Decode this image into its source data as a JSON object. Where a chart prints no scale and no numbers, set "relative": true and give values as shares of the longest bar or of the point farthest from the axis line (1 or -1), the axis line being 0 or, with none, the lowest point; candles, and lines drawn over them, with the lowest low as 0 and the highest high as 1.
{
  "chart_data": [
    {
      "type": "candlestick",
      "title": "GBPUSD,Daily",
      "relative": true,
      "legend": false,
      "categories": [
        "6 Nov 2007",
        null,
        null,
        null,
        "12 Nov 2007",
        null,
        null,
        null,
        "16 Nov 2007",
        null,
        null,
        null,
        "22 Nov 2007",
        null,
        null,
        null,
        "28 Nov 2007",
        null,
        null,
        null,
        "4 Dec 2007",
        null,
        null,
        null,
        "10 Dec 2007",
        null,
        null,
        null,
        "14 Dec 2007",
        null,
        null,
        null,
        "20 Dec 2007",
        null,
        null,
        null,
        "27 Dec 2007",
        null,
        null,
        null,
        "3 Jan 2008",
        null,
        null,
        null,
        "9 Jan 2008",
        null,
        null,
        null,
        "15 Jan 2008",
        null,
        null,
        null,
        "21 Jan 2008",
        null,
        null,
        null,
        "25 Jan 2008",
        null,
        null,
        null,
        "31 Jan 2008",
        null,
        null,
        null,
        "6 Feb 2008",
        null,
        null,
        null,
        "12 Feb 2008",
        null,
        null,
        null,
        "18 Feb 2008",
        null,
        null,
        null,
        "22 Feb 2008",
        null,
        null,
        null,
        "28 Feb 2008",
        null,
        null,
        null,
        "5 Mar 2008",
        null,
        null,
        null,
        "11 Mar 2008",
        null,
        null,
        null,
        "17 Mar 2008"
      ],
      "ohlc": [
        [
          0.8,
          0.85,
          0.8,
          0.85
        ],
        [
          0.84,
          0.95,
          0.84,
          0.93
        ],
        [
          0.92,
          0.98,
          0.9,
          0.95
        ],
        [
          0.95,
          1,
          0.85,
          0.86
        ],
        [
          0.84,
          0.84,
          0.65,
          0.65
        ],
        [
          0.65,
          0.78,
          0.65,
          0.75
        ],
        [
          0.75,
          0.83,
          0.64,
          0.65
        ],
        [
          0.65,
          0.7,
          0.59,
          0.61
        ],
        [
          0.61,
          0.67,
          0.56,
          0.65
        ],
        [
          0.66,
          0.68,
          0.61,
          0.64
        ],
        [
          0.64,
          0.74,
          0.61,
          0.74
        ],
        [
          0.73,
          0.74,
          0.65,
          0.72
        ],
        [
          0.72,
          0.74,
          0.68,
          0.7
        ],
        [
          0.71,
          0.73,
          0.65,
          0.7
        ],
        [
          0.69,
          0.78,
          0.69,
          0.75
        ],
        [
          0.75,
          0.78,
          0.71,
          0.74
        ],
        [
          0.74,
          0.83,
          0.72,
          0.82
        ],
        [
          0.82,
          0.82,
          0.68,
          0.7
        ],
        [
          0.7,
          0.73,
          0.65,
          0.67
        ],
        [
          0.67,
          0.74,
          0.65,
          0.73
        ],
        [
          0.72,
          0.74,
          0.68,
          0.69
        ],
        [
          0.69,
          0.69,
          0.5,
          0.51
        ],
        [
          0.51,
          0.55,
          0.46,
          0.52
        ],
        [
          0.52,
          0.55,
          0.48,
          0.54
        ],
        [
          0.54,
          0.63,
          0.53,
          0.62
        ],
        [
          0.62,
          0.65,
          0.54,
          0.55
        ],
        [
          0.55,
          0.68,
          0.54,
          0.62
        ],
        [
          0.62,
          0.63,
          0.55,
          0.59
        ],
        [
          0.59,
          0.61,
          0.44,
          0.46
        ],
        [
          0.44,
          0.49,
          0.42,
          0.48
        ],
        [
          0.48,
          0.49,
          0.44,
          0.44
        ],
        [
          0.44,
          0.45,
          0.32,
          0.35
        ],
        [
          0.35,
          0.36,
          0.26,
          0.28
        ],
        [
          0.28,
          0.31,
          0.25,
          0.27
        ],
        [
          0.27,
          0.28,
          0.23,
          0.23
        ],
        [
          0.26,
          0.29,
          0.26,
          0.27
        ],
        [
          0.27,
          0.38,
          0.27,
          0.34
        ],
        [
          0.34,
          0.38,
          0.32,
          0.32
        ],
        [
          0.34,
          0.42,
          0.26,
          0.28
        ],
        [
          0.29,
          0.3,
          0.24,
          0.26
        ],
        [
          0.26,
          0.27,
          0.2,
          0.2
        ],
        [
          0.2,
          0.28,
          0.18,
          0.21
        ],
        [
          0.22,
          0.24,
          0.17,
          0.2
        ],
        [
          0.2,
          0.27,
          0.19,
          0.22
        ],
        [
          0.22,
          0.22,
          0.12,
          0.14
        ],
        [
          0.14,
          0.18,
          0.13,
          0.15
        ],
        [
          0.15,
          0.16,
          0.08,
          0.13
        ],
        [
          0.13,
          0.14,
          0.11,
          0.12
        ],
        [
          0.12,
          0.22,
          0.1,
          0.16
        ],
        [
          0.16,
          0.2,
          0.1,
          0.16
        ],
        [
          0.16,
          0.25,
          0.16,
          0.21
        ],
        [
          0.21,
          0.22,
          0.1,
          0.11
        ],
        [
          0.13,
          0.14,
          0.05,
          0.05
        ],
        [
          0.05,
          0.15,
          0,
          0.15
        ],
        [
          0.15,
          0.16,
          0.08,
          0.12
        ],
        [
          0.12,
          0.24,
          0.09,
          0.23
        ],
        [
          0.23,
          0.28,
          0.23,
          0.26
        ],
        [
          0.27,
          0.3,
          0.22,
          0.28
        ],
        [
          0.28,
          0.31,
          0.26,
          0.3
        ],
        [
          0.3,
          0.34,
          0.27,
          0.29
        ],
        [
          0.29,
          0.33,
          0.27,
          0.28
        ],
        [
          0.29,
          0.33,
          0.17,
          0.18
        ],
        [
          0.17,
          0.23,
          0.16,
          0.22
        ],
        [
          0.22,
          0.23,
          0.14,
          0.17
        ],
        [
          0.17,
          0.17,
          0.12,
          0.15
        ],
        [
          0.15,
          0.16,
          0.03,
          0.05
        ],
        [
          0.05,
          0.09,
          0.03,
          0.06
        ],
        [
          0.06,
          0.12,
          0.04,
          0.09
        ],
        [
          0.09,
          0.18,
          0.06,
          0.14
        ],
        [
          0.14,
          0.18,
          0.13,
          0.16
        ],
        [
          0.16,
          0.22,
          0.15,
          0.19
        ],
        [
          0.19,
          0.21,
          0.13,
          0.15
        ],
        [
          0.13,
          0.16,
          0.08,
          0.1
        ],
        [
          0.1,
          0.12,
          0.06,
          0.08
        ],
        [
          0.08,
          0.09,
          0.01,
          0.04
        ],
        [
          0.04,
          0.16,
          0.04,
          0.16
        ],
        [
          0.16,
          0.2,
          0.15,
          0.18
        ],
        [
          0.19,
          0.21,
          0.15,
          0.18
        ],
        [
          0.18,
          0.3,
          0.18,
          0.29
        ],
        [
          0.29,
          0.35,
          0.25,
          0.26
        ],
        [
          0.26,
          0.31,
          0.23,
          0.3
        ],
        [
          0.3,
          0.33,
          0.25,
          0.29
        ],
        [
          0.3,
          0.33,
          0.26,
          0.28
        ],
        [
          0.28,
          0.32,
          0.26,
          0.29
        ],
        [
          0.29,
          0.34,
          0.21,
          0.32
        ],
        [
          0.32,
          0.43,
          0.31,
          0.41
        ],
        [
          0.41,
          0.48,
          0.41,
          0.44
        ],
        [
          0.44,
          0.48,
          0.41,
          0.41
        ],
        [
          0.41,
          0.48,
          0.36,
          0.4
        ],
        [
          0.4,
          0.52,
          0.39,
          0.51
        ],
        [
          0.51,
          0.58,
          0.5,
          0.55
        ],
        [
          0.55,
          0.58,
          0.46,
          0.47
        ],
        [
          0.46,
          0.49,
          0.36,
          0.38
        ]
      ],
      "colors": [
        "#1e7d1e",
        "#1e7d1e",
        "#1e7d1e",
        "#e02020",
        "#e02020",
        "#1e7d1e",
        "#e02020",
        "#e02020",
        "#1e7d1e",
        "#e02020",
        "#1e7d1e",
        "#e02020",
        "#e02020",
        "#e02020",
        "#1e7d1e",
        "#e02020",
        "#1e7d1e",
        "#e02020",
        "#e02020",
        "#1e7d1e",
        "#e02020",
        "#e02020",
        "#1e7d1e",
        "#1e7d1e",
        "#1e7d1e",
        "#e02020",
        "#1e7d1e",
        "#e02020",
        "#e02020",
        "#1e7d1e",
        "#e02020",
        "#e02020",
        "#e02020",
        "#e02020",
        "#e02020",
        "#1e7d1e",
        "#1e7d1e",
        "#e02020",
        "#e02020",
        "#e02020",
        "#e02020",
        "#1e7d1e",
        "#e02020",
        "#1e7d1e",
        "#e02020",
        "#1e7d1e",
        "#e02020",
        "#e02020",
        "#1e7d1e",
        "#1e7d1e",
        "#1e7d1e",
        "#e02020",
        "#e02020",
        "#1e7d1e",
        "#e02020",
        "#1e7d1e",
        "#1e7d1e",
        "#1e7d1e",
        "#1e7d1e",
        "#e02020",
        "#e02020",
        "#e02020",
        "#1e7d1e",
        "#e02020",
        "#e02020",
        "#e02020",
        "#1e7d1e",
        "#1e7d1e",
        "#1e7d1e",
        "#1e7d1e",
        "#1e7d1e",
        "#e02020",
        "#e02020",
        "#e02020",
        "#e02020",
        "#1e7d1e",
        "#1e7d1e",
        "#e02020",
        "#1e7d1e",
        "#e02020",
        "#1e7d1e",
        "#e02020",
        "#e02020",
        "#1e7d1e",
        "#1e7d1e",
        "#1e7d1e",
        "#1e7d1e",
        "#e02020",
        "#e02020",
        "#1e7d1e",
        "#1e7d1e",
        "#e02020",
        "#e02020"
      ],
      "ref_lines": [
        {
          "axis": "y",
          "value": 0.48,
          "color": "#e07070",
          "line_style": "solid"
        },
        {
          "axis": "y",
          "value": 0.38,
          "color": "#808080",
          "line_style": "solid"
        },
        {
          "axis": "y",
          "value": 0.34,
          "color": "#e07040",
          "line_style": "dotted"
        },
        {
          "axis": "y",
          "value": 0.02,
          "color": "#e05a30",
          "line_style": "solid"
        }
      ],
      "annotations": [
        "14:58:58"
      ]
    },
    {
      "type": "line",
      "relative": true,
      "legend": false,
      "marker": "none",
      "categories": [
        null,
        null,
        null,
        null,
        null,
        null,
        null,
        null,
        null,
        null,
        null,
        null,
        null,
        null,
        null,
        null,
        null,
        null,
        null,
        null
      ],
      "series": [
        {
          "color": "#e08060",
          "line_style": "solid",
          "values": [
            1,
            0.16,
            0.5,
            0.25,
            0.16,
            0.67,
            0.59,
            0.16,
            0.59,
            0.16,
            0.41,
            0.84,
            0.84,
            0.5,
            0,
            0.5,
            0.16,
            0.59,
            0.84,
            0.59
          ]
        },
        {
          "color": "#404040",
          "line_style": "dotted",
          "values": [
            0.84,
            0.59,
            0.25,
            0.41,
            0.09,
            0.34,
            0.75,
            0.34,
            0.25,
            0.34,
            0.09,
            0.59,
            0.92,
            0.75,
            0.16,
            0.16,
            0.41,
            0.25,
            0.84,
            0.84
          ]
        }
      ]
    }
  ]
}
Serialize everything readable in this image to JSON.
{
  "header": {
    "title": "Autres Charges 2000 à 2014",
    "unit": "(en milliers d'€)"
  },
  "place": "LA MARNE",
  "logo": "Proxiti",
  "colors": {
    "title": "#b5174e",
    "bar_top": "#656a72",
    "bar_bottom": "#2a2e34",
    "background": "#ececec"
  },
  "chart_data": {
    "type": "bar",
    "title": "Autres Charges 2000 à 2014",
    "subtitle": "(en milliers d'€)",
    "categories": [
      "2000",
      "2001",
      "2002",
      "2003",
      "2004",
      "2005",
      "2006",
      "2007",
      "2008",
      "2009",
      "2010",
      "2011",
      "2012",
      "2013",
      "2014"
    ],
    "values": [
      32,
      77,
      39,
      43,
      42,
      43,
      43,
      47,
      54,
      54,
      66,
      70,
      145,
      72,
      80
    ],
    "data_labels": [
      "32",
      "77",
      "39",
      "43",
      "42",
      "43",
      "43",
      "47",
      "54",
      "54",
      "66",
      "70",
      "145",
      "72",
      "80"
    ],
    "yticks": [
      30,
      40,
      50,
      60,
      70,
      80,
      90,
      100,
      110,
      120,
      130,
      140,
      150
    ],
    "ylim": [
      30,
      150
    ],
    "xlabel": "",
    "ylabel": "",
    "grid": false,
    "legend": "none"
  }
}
==============================
Exercise directions |
Pick every line with "type" in it and copy it.

Solution |
      "type": "candlestick",
      "type": "line",
    "type": "bar",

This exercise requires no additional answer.